* What you will do *
Which lines hold the word "color"? Copy each of them.

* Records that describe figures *

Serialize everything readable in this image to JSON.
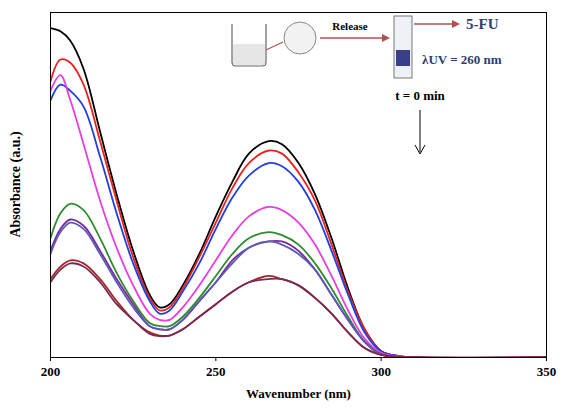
{
  "chart_data": {
    "type": "line",
    "x_label": "Wavenumber (nm)",
    "y_label": "Absorbance (a.u.)",
    "annotations": [
      "Release",
      "5-FU",
      "λUV = 260 nm",
      "t = 0 min"
    ],
    "x": [
      200,
      203,
      206,
      210,
      215,
      220,
      225,
      230,
      233,
      236,
      240,
      245,
      250,
      255,
      260,
      266,
      270,
      275,
      280,
      285,
      290,
      295,
      300,
      305,
      310,
      350
    ],
    "series": [
      {
        "color": "#000000",
        "values": [
          1.05,
          1.04,
          1.01,
          0.92,
          0.72,
          0.52,
          0.34,
          0.2,
          0.16,
          0.17,
          0.23,
          0.33,
          0.45,
          0.56,
          0.65,
          0.69,
          0.68,
          0.62,
          0.52,
          0.38,
          0.22,
          0.09,
          0.02,
          0.005,
          0,
          0
        ]
      },
      {
        "color": "#e8231f",
        "values": [
          0.88,
          0.95,
          0.94,
          0.87,
          0.69,
          0.5,
          0.32,
          0.19,
          0.15,
          0.16,
          0.22,
          0.32,
          0.43,
          0.54,
          0.62,
          0.66,
          0.65,
          0.59,
          0.5,
          0.36,
          0.21,
          0.09,
          0.02,
          0.005,
          0,
          0
        ]
      },
      {
        "color": "#1f3fe0",
        "values": [
          0.82,
          0.87,
          0.85,
          0.8,
          0.64,
          0.46,
          0.3,
          0.18,
          0.14,
          0.15,
          0.21,
          0.3,
          0.41,
          0.51,
          0.58,
          0.62,
          0.61,
          0.56,
          0.47,
          0.34,
          0.2,
          0.08,
          0.02,
          0.005,
          0,
          0
        ]
      },
      {
        "color": "#e83ee0",
        "values": [
          0.85,
          0.9,
          0.82,
          0.68,
          0.5,
          0.35,
          0.23,
          0.14,
          0.12,
          0.12,
          0.16,
          0.23,
          0.31,
          0.39,
          0.45,
          0.48,
          0.47,
          0.43,
          0.36,
          0.26,
          0.15,
          0.06,
          0.015,
          0.004,
          0,
          0
        ]
      },
      {
        "color": "#2e8b2e",
        "values": [
          0.38,
          0.46,
          0.49,
          0.47,
          0.38,
          0.27,
          0.18,
          0.11,
          0.1,
          0.1,
          0.13,
          0.19,
          0.26,
          0.33,
          0.38,
          0.4,
          0.39,
          0.36,
          0.3,
          0.22,
          0.13,
          0.05,
          0.01,
          0.003,
          0,
          0
        ]
      },
      {
        "color": "#7a2a9a",
        "values": [
          0.34,
          0.41,
          0.44,
          0.42,
          0.34,
          0.25,
          0.17,
          0.1,
          0.09,
          0.09,
          0.12,
          0.18,
          0.24,
          0.31,
          0.35,
          0.37,
          0.37,
          0.34,
          0.28,
          0.2,
          0.12,
          0.05,
          0.01,
          0.003,
          0,
          0
        ]
      },
      {
        "color": "#5a5ab8",
        "values": [
          0.33,
          0.4,
          0.43,
          0.41,
          0.33,
          0.24,
          0.16,
          0.1,
          0.09,
          0.09,
          0.12,
          0.18,
          0.24,
          0.3,
          0.35,
          0.37,
          0.36,
          0.33,
          0.28,
          0.2,
          0.12,
          0.05,
          0.01,
          0.003,
          0,
          0
        ]
      },
      {
        "color": "#a0282a",
        "values": [
          0.25,
          0.29,
          0.31,
          0.3,
          0.25,
          0.18,
          0.12,
          0.08,
          0.07,
          0.07,
          0.09,
          0.13,
          0.17,
          0.21,
          0.24,
          0.26,
          0.25,
          0.23,
          0.19,
          0.14,
          0.08,
          0.03,
          0.008,
          0.002,
          0,
          0
        ]
      },
      {
        "color": "#7a2a55",
        "values": [
          0.24,
          0.28,
          0.3,
          0.29,
          0.24,
          0.17,
          0.12,
          0.075,
          0.068,
          0.07,
          0.09,
          0.13,
          0.17,
          0.21,
          0.24,
          0.25,
          0.25,
          0.23,
          0.19,
          0.14,
          0.08,
          0.03,
          0.008,
          0.002,
          0,
          0
        ]
      }
    ],
    "xlim": [
      200,
      350
    ],
    "xticks": [
      200,
      250,
      300,
      350
    ],
    "ylim": [
      0,
      1.1
    ],
    "yticks": [],
    "tick_labels": "x",
    "grid": false
  }
}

* Correct output *
        "color": "#000000",
        "color": "#e8231f",
        "color": "#1f3fe0",
        "color": "#e83ee0",
        "color": "#2e8b2e",
        "color": "#7a2a9a",
        "color": "#5a5ab8",
        "color": "#a0282a",
        "color": "#7a2a55",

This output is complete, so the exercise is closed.